▶ Listed entries:
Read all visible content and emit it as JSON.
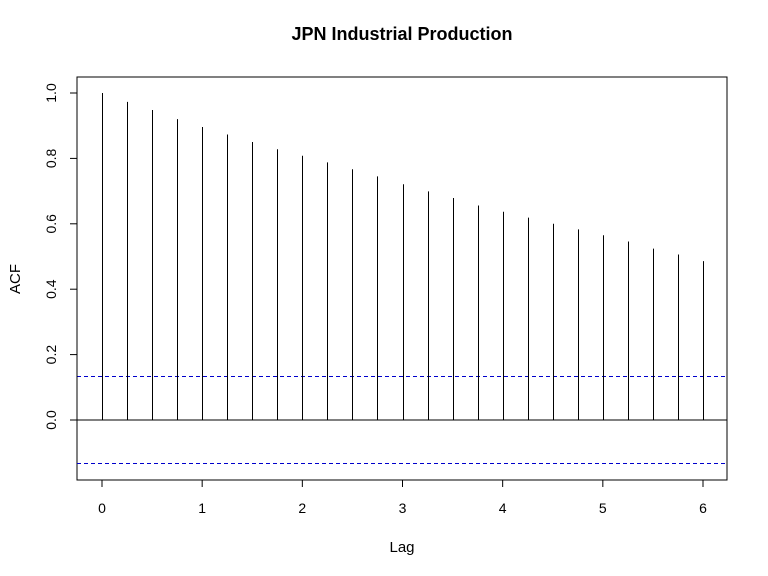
{
  "chart_data": {
    "type": "bar",
    "title": "JPN Industrial Production",
    "xlabel": "Lag",
    "ylabel": "ACF",
    "xlim": [
      0,
      6
    ],
    "ylim": [
      -0.18,
      1.0
    ],
    "x_ticks": [
      0,
      1,
      2,
      3,
      4,
      5,
      6
    ],
    "x_tick_labels": [
      "0",
      "1",
      "2",
      "3",
      "4",
      "5",
      "6"
    ],
    "y_ticks": [
      0.0,
      0.2,
      0.4,
      0.6,
      0.8,
      1.0
    ],
    "y_tick_labels": [
      "0.0",
      "0.2",
      "0.4",
      "0.6",
      "0.8",
      "1.0"
    ],
    "lags": [
      0,
      0.25,
      0.5,
      0.75,
      1.0,
      1.25,
      1.5,
      1.75,
      2.0,
      2.25,
      2.5,
      2.75,
      3.0,
      3.25,
      3.5,
      3.75,
      4.0,
      4.25,
      4.5,
      4.75,
      5.0,
      5.25,
      5.5,
      5.75,
      6.0
    ],
    "values": [
      1.0,
      0.973,
      0.948,
      0.92,
      0.896,
      0.873,
      0.85,
      0.828,
      0.808,
      0.788,
      0.767,
      0.745,
      0.721,
      0.699,
      0.679,
      0.656,
      0.637,
      0.619,
      0.6,
      0.583,
      0.565,
      0.546,
      0.524,
      0.506,
      0.486
    ],
    "confidence_band": 0.133,
    "band_color": "#0000cc",
    "bar_color": "#000000",
    "grid": false
  }
}
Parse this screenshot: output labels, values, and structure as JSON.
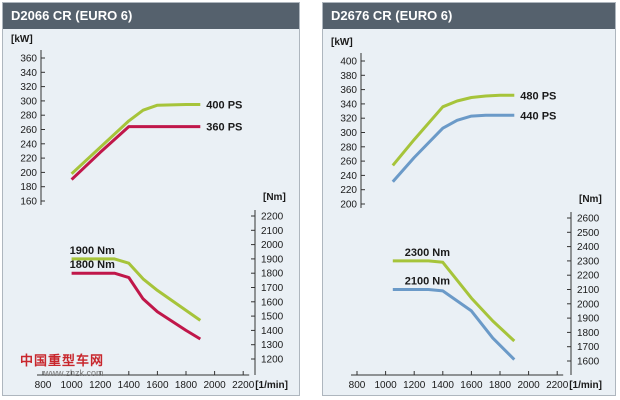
{
  "watermark": {
    "brand": "中国重型车网",
    "url": "www.zhzk.com"
  },
  "chart_data": [
    {
      "type": "line",
      "title": "D2066 CR (EURO 6)",
      "x_unit": "[1/min]",
      "x_ticks": [
        800,
        1000,
        1200,
        1400,
        1600,
        1800,
        2000,
        2200
      ],
      "power_unit": "[kW]",
      "power_ticks": [
        160,
        180,
        200,
        220,
        240,
        260,
        280,
        300,
        320,
        340,
        360
      ],
      "torque_unit": "[Nm]",
      "torque_ticks": [
        1200,
        1300,
        1400,
        1500,
        1600,
        1700,
        1800,
        1900,
        2000,
        2100,
        2200
      ],
      "power_series": [
        {
          "name": "400 PS",
          "color": "#a6c43a",
          "x": [
            1000,
            1200,
            1400,
            1500,
            1600,
            1800,
            1900
          ],
          "y": [
            198,
            235,
            272,
            287,
            294,
            295,
            295
          ]
        },
        {
          "name": "360 PS",
          "color": "#c0174a",
          "x": [
            1000,
            1200,
            1400,
            1500,
            1600,
            1800,
            1900
          ],
          "y": [
            190,
            228,
            264,
            264,
            264,
            264,
            264
          ]
        }
      ],
      "torque_series": [
        {
          "name": "1900 Nm",
          "color": "#a6c43a",
          "x": [
            1000,
            1200,
            1300,
            1400,
            1500,
            1600,
            1800,
            1900
          ],
          "y": [
            1900,
            1900,
            1900,
            1870,
            1760,
            1680,
            1540,
            1470
          ]
        },
        {
          "name": "1800 Nm",
          "color": "#c0174a",
          "x": [
            1000,
            1200,
            1300,
            1400,
            1500,
            1600,
            1800,
            1900
          ],
          "y": [
            1800,
            1800,
            1800,
            1770,
            1620,
            1530,
            1400,
            1340
          ]
        }
      ]
    },
    {
      "type": "line",
      "title": "D2676 CR (EURO 6)",
      "x_unit": "[1/min]",
      "x_ticks": [
        800,
        1000,
        1200,
        1400,
        1600,
        1800,
        2000,
        2200
      ],
      "power_unit": "[kW]",
      "power_ticks": [
        200,
        220,
        240,
        260,
        280,
        300,
        320,
        340,
        360,
        380,
        400
      ],
      "torque_unit": "[Nm]",
      "torque_ticks": [
        1600,
        1700,
        1800,
        1900,
        2000,
        2100,
        2200,
        2300,
        2400,
        2500,
        2600
      ],
      "power_series": [
        {
          "name": "480 PS",
          "color": "#a6c43a",
          "x": [
            1050,
            1200,
            1400,
            1500,
            1600,
            1700,
            1800,
            1900
          ],
          "y": [
            254,
            290,
            336,
            344,
            349,
            351,
            352,
            352
          ]
        },
        {
          "name": "440 PS",
          "color": "#6b9ac8",
          "x": [
            1050,
            1200,
            1400,
            1500,
            1600,
            1700,
            1800,
            1900
          ],
          "y": [
            231,
            265,
            306,
            317,
            323,
            324,
            324,
            324
          ]
        }
      ],
      "torque_series": [
        {
          "name": "2300 Nm",
          "color": "#a6c43a",
          "x": [
            1050,
            1200,
            1300,
            1400,
            1600,
            1750,
            1900
          ],
          "y": [
            2300,
            2300,
            2300,
            2290,
            2040,
            1880,
            1740
          ]
        },
        {
          "name": "2100 Nm",
          "color": "#6b9ac8",
          "x": [
            1050,
            1200,
            1300,
            1400,
            1600,
            1750,
            1900
          ],
          "y": [
            2100,
            2100,
            2100,
            2090,
            1950,
            1760,
            1610
          ]
        }
      ]
    }
  ]
}
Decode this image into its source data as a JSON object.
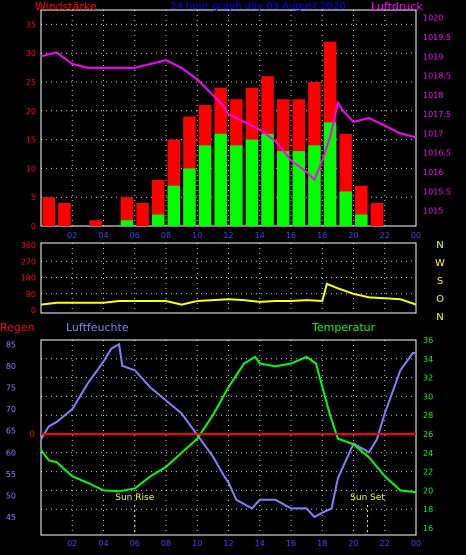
{
  "header": {
    "left_title": "Windstärke",
    "center_title": "24 hour graph day  09 August  2020",
    "right_title": "Luftdruck"
  },
  "colors": {
    "wind_gust": "#ff0000",
    "wind_avg": "#00ff00",
    "wind_min": "#000000",
    "pressure": "#ff00ff",
    "direction": "#ffff00",
    "rain": "#ff0000",
    "humidity": "#8080ff",
    "temperature": "#00ff00",
    "axis_left": "#ff0000",
    "axis_right": "#ff00ff",
    "direction_axis": "#ffff00",
    "humidity_axis": "#8080ff",
    "temperature_axis": "#00ff00",
    "grid": "#ffffff"
  },
  "chart_data": [
    {
      "type": "bar",
      "title": "24 hour graph day  09 August  2020",
      "ylabel": "Windstärke",
      "y2label": "Luftdruck",
      "xlim": [
        0,
        24
      ],
      "ylim": [
        0,
        37.5
      ],
      "y2lim": [
        1014.6,
        1020.2
      ],
      "x_ticks": [
        "02",
        "04",
        "06",
        "08",
        "10",
        "12",
        "14",
        "16",
        "18",
        "20",
        "22",
        "00"
      ],
      "y_ticks": [
        0,
        5,
        10,
        15,
        20,
        25,
        30,
        35
      ],
      "y2_ticks": [
        "1015",
        "1015.5",
        "1016",
        "1016.5",
        "1017",
        "1017.5",
        "1018",
        "1018.5",
        "1019",
        "1019.5",
        "1020"
      ],
      "grid": true,
      "wind_hourly": {
        "hours": [
          0.5,
          1.5,
          2.5,
          3.5,
          4.5,
          5.5,
          6.5,
          7.5,
          8.5,
          9.5,
          10.5,
          11.5,
          12.5,
          13.5,
          14.5,
          15.5,
          16.5,
          17.5,
          18.5,
          19.5,
          20.5,
          21.5,
          22.5,
          23.5
        ],
        "gust": [
          5,
          4,
          0,
          1,
          0,
          5,
          4,
          8,
          15,
          19,
          21,
          24,
          22,
          24,
          26,
          22,
          22,
          25,
          32,
          16,
          7,
          4,
          0,
          0
        ],
        "average": [
          0,
          0,
          0,
          0,
          0,
          1,
          0,
          2,
          7,
          10,
          14,
          16,
          14,
          15,
          16,
          13,
          13,
          14,
          18,
          6,
          2,
          0,
          0,
          0
        ]
      },
      "pressure": {
        "x": [
          0,
          1,
          2,
          3,
          4,
          5,
          6,
          7,
          8,
          9,
          10,
          11,
          11.7,
          12,
          13,
          14,
          15,
          16,
          17,
          17.5,
          18,
          18.5,
          19,
          19.3,
          20,
          21,
          22,
          23,
          24
        ],
        "y": [
          1019.0,
          1019.1,
          1018.8,
          1018.7,
          1018.7,
          1018.7,
          1018.7,
          1018.8,
          1018.9,
          1018.7,
          1018.4,
          1018.0,
          1017.7,
          1017.5,
          1017.3,
          1017.1,
          1016.8,
          1016.3,
          1016.0,
          1015.8,
          1016.3,
          1016.9,
          1017.8,
          1017.6,
          1017.3,
          1017.4,
          1017.2,
          1017.0,
          1016.9
        ]
      }
    },
    {
      "type": "line",
      "ylabel_letters": [
        "N",
        "W",
        "S",
        "O",
        "N"
      ],
      "xlim": [
        0,
        24
      ],
      "ylim": [
        0,
        360
      ],
      "y_ticks": [
        0,
        90,
        180,
        270,
        360
      ],
      "grid": true,
      "series": [
        {
          "x": [
            0,
            1,
            2,
            3,
            4,
            5,
            6,
            7,
            8,
            9,
            10,
            11,
            12,
            13,
            14,
            15,
            16,
            17,
            18,
            18.3,
            19,
            20,
            21,
            22,
            23,
            24
          ],
          "y": [
            30,
            40,
            40,
            40,
            40,
            50,
            50,
            50,
            50,
            30,
            50,
            55,
            60,
            55,
            45,
            50,
            50,
            55,
            50,
            145,
            120,
            90,
            70,
            65,
            60,
            30
          ]
        }
      ]
    },
    {
      "type": "line",
      "title_left": "Regen",
      "title_humidity": "Luftfeuchte",
      "title_temperature": "Temperatur",
      "xlim": [
        0,
        24
      ],
      "rain_ylim": [
        0,
        1
      ],
      "humidity_ylim": [
        42,
        86
      ],
      "temperature_ylim": [
        16,
        36
      ],
      "humidity_ticks": [
        45,
        50,
        55,
        60,
        65,
        70,
        75,
        80,
        85
      ],
      "temperature_ticks": [
        16,
        18,
        20,
        22,
        24,
        26,
        28,
        30,
        32,
        34,
        36
      ],
      "rain_tick": "0",
      "x_ticks": [
        "02",
        "04",
        "06",
        "08",
        "10",
        "12",
        "14",
        "16",
        "18",
        "20",
        "22",
        "00"
      ],
      "grid": true,
      "annotations": [
        {
          "text": "Sun Rise",
          "x": 6.0
        },
        {
          "text": "Sun Set",
          "x": 20.9
        }
      ],
      "series": [
        {
          "name": "Luftfeuchte",
          "x": [
            0,
            0.5,
            1,
            2,
            3,
            4,
            4.5,
            5,
            5.2,
            6,
            7,
            8,
            9,
            10,
            11,
            11.8,
            12,
            12.5,
            13,
            13.5,
            14,
            15,
            16,
            17,
            17.5,
            18,
            18.6,
            19,
            19.5,
            20,
            21,
            21.5,
            22,
            23,
            23.8,
            24
          ],
          "y": [
            63,
            66,
            67,
            70,
            76,
            81,
            84,
            85,
            80,
            79,
            75,
            72,
            69,
            64,
            59,
            54,
            53,
            49,
            48,
            47,
            49,
            49,
            47,
            47,
            45,
            46,
            47,
            54,
            58,
            62,
            60,
            63,
            69,
            79,
            83,
            83
          ]
        },
        {
          "name": "Temperatur",
          "x": [
            0,
            0.5,
            1,
            2,
            3,
            4,
            5,
            6,
            7,
            8,
            9,
            10,
            11,
            12,
            13,
            13.7,
            14,
            15,
            16,
            17,
            17.6,
            18,
            18.5,
            19,
            20,
            21,
            22,
            23,
            24
          ],
          "y": [
            24.3,
            23.2,
            23.0,
            21.5,
            20.8,
            20.0,
            19.9,
            20.2,
            21.5,
            22.5,
            24.0,
            25.5,
            28.0,
            31.0,
            33.5,
            34.2,
            33.5,
            33.2,
            33.5,
            34.2,
            33.5,
            31.0,
            28.0,
            25.5,
            24.9,
            23.5,
            21.5,
            20.0,
            19.8
          ]
        },
        {
          "name": "Regen",
          "x": [
            0,
            24
          ],
          "y": [
            0,
            0
          ]
        }
      ]
    }
  ]
}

▶ Goal of the exercise:
Search the material above for "this". Pull out each line where it shows up.

▶ Exercise result:
Parse this screenshot: output labels, values, and structure as JSON.
Decode this image into its source data as a JSON object.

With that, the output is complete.